** BEGIN MATERIAL FOR THE TASK **

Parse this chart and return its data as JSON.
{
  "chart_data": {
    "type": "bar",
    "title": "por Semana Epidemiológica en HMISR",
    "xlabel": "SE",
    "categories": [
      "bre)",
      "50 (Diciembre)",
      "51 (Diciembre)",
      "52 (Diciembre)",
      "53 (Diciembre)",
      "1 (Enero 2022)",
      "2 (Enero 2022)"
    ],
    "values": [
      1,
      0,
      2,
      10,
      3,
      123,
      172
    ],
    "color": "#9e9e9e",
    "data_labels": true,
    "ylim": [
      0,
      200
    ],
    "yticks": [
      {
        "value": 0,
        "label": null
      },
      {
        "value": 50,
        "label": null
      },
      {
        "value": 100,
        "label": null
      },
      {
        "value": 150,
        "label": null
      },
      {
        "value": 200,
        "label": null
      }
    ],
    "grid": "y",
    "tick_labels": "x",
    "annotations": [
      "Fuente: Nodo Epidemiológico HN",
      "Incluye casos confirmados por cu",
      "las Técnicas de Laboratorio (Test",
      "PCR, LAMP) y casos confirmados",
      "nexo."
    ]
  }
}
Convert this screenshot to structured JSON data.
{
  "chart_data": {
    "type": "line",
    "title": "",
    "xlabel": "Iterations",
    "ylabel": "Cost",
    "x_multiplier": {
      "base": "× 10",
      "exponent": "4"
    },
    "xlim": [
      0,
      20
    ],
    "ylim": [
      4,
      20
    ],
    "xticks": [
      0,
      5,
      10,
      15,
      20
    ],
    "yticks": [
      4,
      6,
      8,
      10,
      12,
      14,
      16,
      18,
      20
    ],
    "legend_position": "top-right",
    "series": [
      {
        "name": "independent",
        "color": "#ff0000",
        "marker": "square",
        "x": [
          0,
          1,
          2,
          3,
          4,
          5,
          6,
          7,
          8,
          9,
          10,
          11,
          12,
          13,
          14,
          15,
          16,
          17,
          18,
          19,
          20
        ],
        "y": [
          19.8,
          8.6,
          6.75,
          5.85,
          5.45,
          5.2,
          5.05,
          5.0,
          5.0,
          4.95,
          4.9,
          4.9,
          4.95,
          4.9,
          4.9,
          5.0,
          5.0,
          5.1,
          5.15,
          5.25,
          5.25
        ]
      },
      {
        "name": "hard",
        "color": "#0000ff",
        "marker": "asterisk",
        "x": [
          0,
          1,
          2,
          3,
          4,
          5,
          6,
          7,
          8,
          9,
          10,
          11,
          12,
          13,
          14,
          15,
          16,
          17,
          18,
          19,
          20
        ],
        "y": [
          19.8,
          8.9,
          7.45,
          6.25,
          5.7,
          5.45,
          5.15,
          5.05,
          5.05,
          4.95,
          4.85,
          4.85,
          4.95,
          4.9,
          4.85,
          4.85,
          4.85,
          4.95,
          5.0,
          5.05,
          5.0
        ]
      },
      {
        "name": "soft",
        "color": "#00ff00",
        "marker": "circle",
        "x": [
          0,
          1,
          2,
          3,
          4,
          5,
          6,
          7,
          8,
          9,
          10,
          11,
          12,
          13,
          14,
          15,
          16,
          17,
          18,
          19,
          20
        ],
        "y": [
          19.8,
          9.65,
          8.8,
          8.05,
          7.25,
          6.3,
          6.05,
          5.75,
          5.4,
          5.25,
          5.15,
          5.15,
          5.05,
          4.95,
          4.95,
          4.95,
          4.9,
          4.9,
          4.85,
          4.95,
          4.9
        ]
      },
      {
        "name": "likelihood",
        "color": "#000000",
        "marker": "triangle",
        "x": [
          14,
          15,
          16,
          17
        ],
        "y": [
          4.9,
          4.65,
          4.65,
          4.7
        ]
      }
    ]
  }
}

** END MATERIAL FOR THE TASK **

**INSTRUCTIONS FOR THE TASK:** Go through the listing above and restate it word for word.

**OUTPUT FOR THIS TASK:**
Parse this chart and return its data as JSON.
{
  "chart_data": {
    "type": "bar",
    "title": "por Semana Epidemiológica en HMISR",
    "xlabel": "SE",
    "categories": [
      "bre)",
      "50 (Diciembre)",
      "51 (Diciembre)",
      "52 (Diciembre)",
      "53 (Diciembre)",
      "1 (Enero 2022)",
      "2 (Enero 2022)"
    ],
    "values": [
      1,
      0,
      2,
      10,
      3,
      123,
      172
    ],
    "color": "#9e9e9e",
    "data_labels": true,
    "ylim": [
      0,
      200
    ],
    "yticks": [
      {
        "value": 0,
        "label": null
      },
      {
        "value": 50,
        "label": null
      },
      {
        "value": 100,
        "label": null
      },
      {
        "value": 150,
        "label": null
      },
      {
        "value": 200,
        "label": null
      }
    ],
    "grid": "y",
    "tick_labels": "x",
    "annotations": [
      "Fuente: Nodo Epidemiológico HN",
      "Incluye casos confirmados por cu",
      "las Técnicas de Laboratorio (Test",
      "PCR, LAMP) y casos confirmados",
      "nexo."
    ]
  }
}
Convert this screenshot to structured JSON data.
{
  "chart_data": {
    "type": "line",
    "title": "",
    "xlabel": "Iterations",
    "ylabel": "Cost",
    "x_multiplier": {
      "base": "× 10",
      "exponent": "4"
    },
    "xlim": [
      0,
      20
    ],
    "ylim": [
      4,
      20
    ],
    "xticks": [
      0,
      5,
      10,
      15,
      20
    ],
    "yticks": [
      4,
      6,
      8,
      10,
      12,
      14,
      16,
      18,
      20
    ],
    "legend_position": "top-right",
    "series": [
      {
        "name": "independent",
        "color": "#ff0000",
        "marker": "square",
        "x": [
          0,
          1,
          2,
          3,
          4,
          5,
          6,
          7,
          8,
          9,
          10,
          11,
          12,
          13,
          14,
          15,
          16,
          17,
          18,
          19,
          20
        ],
        "y": [
          19.8,
          8.6,
          6.75,
          5.85,
          5.45,
          5.2,
          5.05,
          5.0,
          5.0,
          4.95,
          4.9,
          4.9,
          4.95,
          4.9,
          4.9,
          5.0,
          5.0,
          5.1,
          5.15,
          5.25,
          5.25
        ]
      },
      {
        "name": "hard",
        "color": "#0000ff",
        "marker": "asterisk",
        "x": [
          0,
          1,
          2,
          3,
          4,
          5,
          6,
          7,
          8,
          9,
          10,
          11,
          12,
          13,
          14,
          15,
          16,
          17,
          18,
          19,
          20
        ],
        "y": [
          19.8,
          8.9,
          7.45,
          6.25,
          5.7,
          5.45,
          5.15,
          5.05,
          5.05,
          4.95,
          4.85,
          4.85,
          4.95,
          4.9,
          4.85,
          4.85,
          4.85,
          4.95,
          5.0,
          5.05,
          5.0
        ]
      },
      {
        "name": "soft",
        "color": "#00ff00",
        "marker": "circle",
        "x": [
          0,
          1,
          2,
          3,
          4,
          5,
          6,
          7,
          8,
          9,
          10,
          11,
          12,
          13,
          14,
          15,
          16,
          17,
          18,
          19,
          20
        ],
        "y": [
          19.8,
          9.65,
          8.8,
          8.05,
          7.25,
          6.3,
          6.05,
          5.75,
          5.4,
          5.25,
          5.15,
          5.15,
          5.05,
          4.95,
          4.95,
          4.95,
          4.9,
          4.9,
          4.85,
          4.95,
          4.9
        ]
      },
      {
        "name": "likelihood",
        "color": "#000000",
        "marker": "triangle",
        "x": [
          14,
          15,
          16,
          17
        ],
        "y": [
          4.9,
          4.65,
          4.65,
          4.7
        ]
      }
    ]
  }
}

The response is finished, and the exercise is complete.